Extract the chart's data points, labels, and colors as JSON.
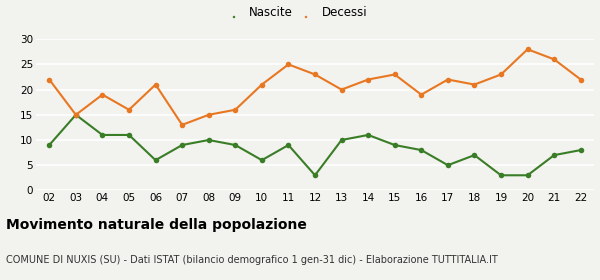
{
  "years": [
    "02",
    "03",
    "04",
    "05",
    "06",
    "07",
    "08",
    "09",
    "10",
    "11",
    "12",
    "13",
    "14",
    "15",
    "16",
    "17",
    "18",
    "19",
    "20",
    "21",
    "22"
  ],
  "nascite": [
    9,
    15,
    11,
    11,
    6,
    9,
    10,
    9,
    6,
    9,
    3,
    10,
    11,
    9,
    8,
    5,
    7,
    3,
    3,
    7,
    8
  ],
  "decessi": [
    22,
    15,
    19,
    16,
    21,
    13,
    15,
    16,
    21,
    25,
    23,
    20,
    22,
    23,
    19,
    22,
    21,
    23,
    28,
    26,
    22
  ],
  "nascite_color": "#3a7d27",
  "decessi_color": "#e87722",
  "bg_color": "#f2f2ee",
  "title": "Movimento naturale della popolazione",
  "subtitle": "COMUNE DI NUXIS (SU) - Dati ISTAT (bilancio demografico 1 gen-31 dic) - Elaborazione TUTTITALIA.IT",
  "legend_nascite": "Nascite",
  "legend_decessi": "Decessi",
  "ylim": [
    0,
    30
  ],
  "yticks": [
    0,
    5,
    10,
    15,
    20,
    25,
    30
  ],
  "title_fontsize": 10,
  "subtitle_fontsize": 7,
  "tick_fontsize": 7.5,
  "legend_fontsize": 8.5
}
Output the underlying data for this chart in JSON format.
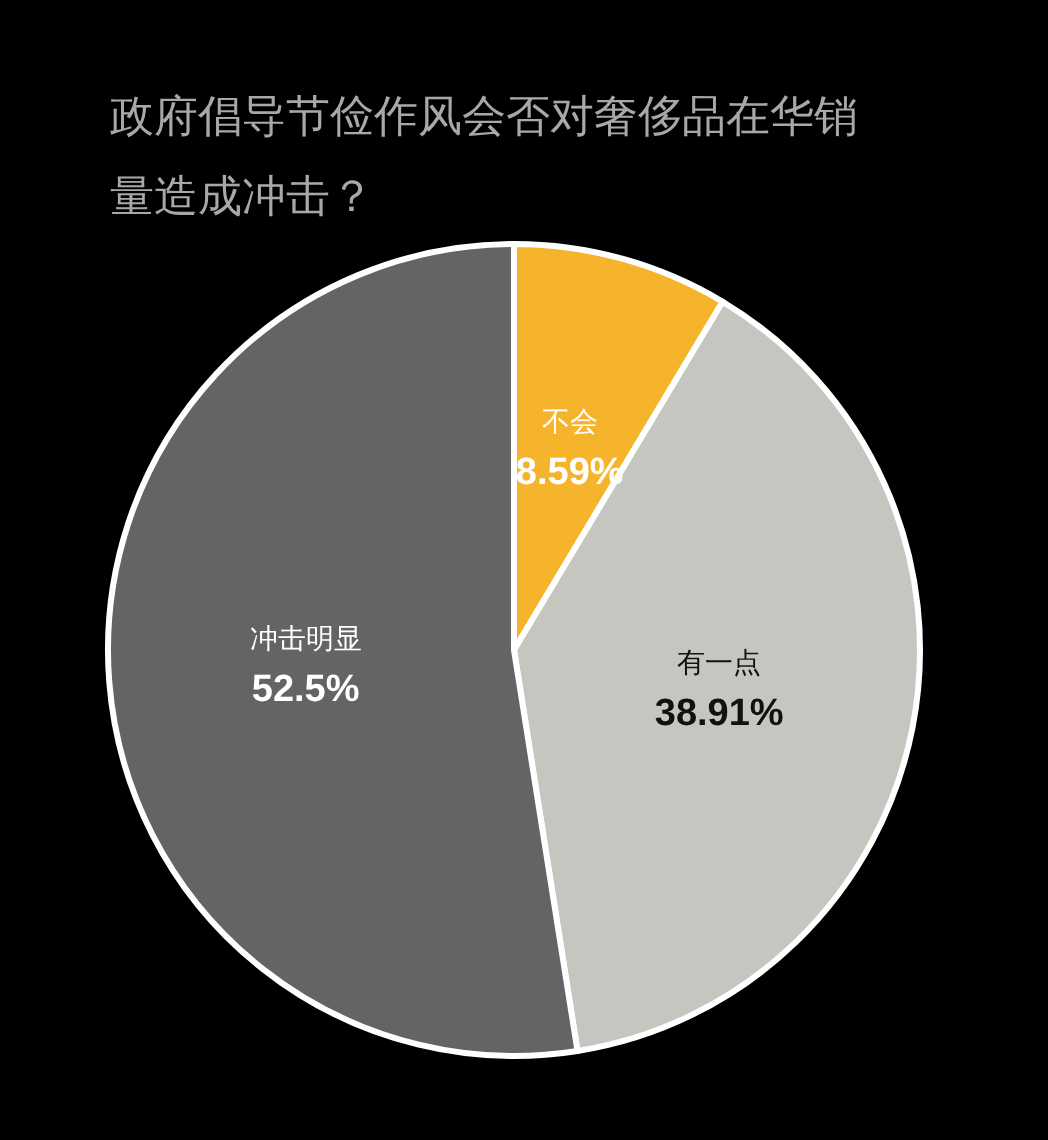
{
  "chart_data": {
    "type": "pie",
    "title": "政府倡导节俭作风会否对奢侈品在华销量造成冲击？",
    "categories": [
      "不会",
      "有一点",
      "冲击明显"
    ],
    "values": [
      8.59,
      38.91,
      52.5
    ],
    "colors": [
      "#f6b42c",
      "#c6c6c1",
      "#646464"
    ],
    "value_labels": [
      "8.59%",
      "38.91%",
      "52.5%"
    ],
    "legend": false
  }
}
=====
[What is expected] Write the entries above out again exactly, but not the pictures.

[Solution to the problem]
Extract the chart's data points, labels, and colors as JSON.
{
  "years": [
    "02",
    "03",
    "04",
    "05",
    "06",
    "07",
    "08",
    "09",
    "10",
    "11",
    "12",
    "13",
    "14",
    "15",
    "16",
    "17",
    "18",
    "19",
    "20",
    "21",
    "22"
  ],
  "nascite": [
    9,
    15,
    11,
    11,
    6,
    9,
    10,
    9,
    6,
    9,
    3,
    10,
    11,
    9,
    8,
    5,
    7,
    3,
    3,
    7,
    8
  ],
  "decessi": [
    22,
    15,
    19,
    16,
    21,
    13,
    15,
    16,
    21,
    25,
    23,
    20,
    22,
    23,
    19,
    22,
    21,
    23,
    28,
    26,
    22
  ],
  "nascite_color": "#3a7d27",
  "decessi_color": "#e87722",
  "bg_color": "#f2f2ee",
  "title": "Movimento naturale della popolazione",
  "subtitle": "COMUNE DI NUXIS (SU) - Dati ISTAT (bilancio demografico 1 gen-31 dic) - Elaborazione TUTTITALIA.IT",
  "legend_nascite": "Nascite",
  "legend_decessi": "Decessi",
  "ylim": [
    0,
    30
  ],
  "yticks": [
    0,
    5,
    10,
    15,
    20,
    25,
    30
  ],
  "title_fontsize": 10,
  "subtitle_fontsize": 7,
  "tick_fontsize": 7.5,
  "legend_fontsize": 8.5
}
Output the underlying data for this chart in JSON format.
{
  "chart_data": {
    "type": "pie",
    "title": "政府倡导节俭作风会否对奢侈品在华销量造成冲击？",
    "categories": [
      "不会",
      "有一点",
      "冲击明显"
    ],
    "values": [
      8.59,
      38.91,
      52.5
    ],
    "colors": [
      "#f6b42c",
      "#c6c6c1",
      "#646464"
    ],
    "value_labels": [
      "8.59%",
      "38.91%",
      "52.5%"
    ],
    "legend": false
  }
}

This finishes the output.